Every line below should be repeated exactly.
═══ Dataset records
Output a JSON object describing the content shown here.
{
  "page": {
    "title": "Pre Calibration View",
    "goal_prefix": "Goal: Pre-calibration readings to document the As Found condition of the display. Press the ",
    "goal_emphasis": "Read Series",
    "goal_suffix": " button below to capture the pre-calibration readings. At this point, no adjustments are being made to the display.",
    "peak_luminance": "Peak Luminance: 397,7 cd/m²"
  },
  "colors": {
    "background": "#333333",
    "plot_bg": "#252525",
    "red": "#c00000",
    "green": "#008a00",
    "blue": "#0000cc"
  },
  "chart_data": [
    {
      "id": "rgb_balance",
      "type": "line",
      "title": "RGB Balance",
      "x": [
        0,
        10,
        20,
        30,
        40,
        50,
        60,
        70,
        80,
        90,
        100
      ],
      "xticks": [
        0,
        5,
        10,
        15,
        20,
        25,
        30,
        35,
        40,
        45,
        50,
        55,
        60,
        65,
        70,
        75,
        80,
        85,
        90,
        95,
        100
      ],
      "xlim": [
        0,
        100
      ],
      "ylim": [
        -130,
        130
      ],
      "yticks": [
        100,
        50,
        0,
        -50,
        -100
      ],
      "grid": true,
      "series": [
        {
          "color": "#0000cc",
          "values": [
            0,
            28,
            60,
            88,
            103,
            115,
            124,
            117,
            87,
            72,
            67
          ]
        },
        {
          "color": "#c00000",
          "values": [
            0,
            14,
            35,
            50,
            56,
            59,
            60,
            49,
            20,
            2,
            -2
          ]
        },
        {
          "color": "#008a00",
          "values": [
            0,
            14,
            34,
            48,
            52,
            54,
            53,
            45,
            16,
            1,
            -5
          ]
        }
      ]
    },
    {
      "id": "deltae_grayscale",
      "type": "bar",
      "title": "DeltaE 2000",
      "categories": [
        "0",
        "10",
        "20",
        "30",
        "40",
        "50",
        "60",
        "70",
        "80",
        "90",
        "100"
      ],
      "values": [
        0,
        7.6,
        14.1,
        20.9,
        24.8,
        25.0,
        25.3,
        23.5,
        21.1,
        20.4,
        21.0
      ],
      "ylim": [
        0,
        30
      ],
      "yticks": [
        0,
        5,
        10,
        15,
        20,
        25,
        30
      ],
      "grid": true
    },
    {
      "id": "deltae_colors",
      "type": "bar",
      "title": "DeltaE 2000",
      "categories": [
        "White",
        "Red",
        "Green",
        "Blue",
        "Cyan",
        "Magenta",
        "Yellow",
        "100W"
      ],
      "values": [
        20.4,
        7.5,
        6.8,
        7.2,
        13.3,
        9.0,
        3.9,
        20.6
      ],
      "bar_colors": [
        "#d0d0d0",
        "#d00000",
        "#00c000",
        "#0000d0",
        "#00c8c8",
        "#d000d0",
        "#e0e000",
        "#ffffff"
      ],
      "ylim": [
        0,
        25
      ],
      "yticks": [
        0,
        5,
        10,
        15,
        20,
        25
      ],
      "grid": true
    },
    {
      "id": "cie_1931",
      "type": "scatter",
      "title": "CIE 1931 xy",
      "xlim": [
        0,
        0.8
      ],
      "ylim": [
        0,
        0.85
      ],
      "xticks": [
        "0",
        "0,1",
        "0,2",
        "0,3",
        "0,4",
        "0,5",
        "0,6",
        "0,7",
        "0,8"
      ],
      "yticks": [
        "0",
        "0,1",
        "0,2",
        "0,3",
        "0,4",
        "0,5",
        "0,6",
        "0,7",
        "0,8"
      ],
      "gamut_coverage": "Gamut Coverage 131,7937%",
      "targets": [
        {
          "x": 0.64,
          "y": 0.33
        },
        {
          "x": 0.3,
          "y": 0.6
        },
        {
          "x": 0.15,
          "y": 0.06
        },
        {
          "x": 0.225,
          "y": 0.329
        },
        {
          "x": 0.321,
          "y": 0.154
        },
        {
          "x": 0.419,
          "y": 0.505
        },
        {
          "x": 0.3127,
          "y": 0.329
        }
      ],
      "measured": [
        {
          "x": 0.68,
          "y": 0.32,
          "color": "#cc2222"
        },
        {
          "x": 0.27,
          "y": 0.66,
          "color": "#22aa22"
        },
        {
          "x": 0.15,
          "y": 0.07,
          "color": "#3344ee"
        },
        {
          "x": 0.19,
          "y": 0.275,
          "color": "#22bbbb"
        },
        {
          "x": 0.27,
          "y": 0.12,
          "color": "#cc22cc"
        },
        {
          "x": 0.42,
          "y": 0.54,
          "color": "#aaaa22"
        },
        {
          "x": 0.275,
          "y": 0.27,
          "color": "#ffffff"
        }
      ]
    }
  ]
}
══════
## Solution below:
Output a JSON object describing the content shown here.
{
  "page": {
    "title": "Pre Calibration View",
    "goal_prefix": "Goal: Pre-calibration readings to document the As Found condition of the display. Press the ",
    "goal_emphasis": "Read Series",
    "goal_suffix": " button below to capture the pre-calibration readings. At this point, no adjustments are being made to the display.",
    "peak_luminance": "Peak Luminance: 397,7 cd/m²"
  },
  "colors": {
    "background": "#333333",
    "plot_bg": "#252525",
    "red": "#c00000",
    "green": "#008a00",
    "blue": "#0000cc"
  },
  "chart_data": [
    {
      "id": "rgb_balance",
      "type": "line",
      "title": "RGB Balance",
      "x": [
        0,
        10,
        20,
        30,
        40,
        50,
        60,
        70,
        80,
        90,
        100
      ],
      "xticks": [
        0,
        5,
        10,
        15,
        20,
        25,
        30,
        35,
        40,
        45,
        50,
        55,
        60,
        65,
        70,
        75,
        80,
        85,
        90,
        95,
        100
      ],
      "xlim": [
        0,
        100
      ],
      "ylim": [
        -130,
        130
      ],
      "yticks": [
        100,
        50,
        0,
        -50,
        -100
      ],
      "grid": true,
      "series": [
        {
          "color": "#0000cc",
          "values": [
            0,
            28,
            60,
            88,
            103,
            115,
            124,
            117,
            87,
            72,
            67
          ]
        },
        {
          "color": "#c00000",
          "values": [
            0,
            14,
            35,
            50,
            56,
            59,
            60,
            49,
            20,
            2,
            -2
          ]
        },
        {
          "color": "#008a00",
          "values": [
            0,
            14,
            34,
            48,
            52,
            54,
            53,
            45,
            16,
            1,
            -5
          ]
        }
      ]
    },
    {
      "id": "deltae_grayscale",
      "type": "bar",
      "title": "DeltaE 2000",
      "categories": [
        "0",
        "10",
        "20",
        "30",
        "40",
        "50",
        "60",
        "70",
        "80",
        "90",
        "100"
      ],
      "values": [
        0,
        7.6,
        14.1,
        20.9,
        24.8,
        25.0,
        25.3,
        23.5,
        21.1,
        20.4,
        21.0
      ],
      "ylim": [
        0,
        30
      ],
      "yticks": [
        0,
        5,
        10,
        15,
        20,
        25,
        30
      ],
      "grid": true
    },
    {
      "id": "deltae_colors",
      "type": "bar",
      "title": "DeltaE 2000",
      "categories": [
        "White",
        "Red",
        "Green",
        "Blue",
        "Cyan",
        "Magenta",
        "Yellow",
        "100W"
      ],
      "values": [
        20.4,
        7.5,
        6.8,
        7.2,
        13.3,
        9.0,
        3.9,
        20.6
      ],
      "bar_colors": [
        "#d0d0d0",
        "#d00000",
        "#00c000",
        "#0000d0",
        "#00c8c8",
        "#d000d0",
        "#e0e000",
        "#ffffff"
      ],
      "ylim": [
        0,
        25
      ],
      "yticks": [
        0,
        5,
        10,
        15,
        20,
        25
      ],
      "grid": true
    },
    {
      "id": "cie_1931",
      "type": "scatter",
      "title": "CIE 1931 xy",
      "xlim": [
        0,
        0.8
      ],
      "ylim": [
        0,
        0.85
      ],
      "xticks": [
        "0",
        "0,1",
        "0,2",
        "0,3",
        "0,4",
        "0,5",
        "0,6",
        "0,7",
        "0,8"
      ],
      "yticks": [
        "0",
        "0,1",
        "0,2",
        "0,3",
        "0,4",
        "0,5",
        "0,6",
        "0,7",
        "0,8"
      ],
      "gamut_coverage": "Gamut Coverage 131,7937%",
      "targets": [
        {
          "x": 0.64,
          "y": 0.33
        },
        {
          "x": 0.3,
          "y": 0.6
        },
        {
          "x": 0.15,
          "y": 0.06
        },
        {
          "x": 0.225,
          "y": 0.329
        },
        {
          "x": 0.321,
          "y": 0.154
        },
        {
          "x": 0.419,
          "y": 0.505
        },
        {
          "x": 0.3127,
          "y": 0.329
        }
      ],
      "measured": [
        {
          "x": 0.68,
          "y": 0.32,
          "color": "#cc2222"
        },
        {
          "x": 0.27,
          "y": 0.66,
          "color": "#22aa22"
        },
        {
          "x": 0.15,
          "y": 0.07,
          "color": "#3344ee"
        },
        {
          "x": 0.19,
          "y": 0.275,
          "color": "#22bbbb"
        },
        {
          "x": 0.27,
          "y": 0.12,
          "color": "#cc22cc"
        },
        {
          "x": 0.42,
          "y": 0.54,
          "color": "#aaaa22"
        },
        {
          "x": 0.275,
          "y": 0.27,
          "color": "#ffffff"
        }
      ]
    }
  ]
}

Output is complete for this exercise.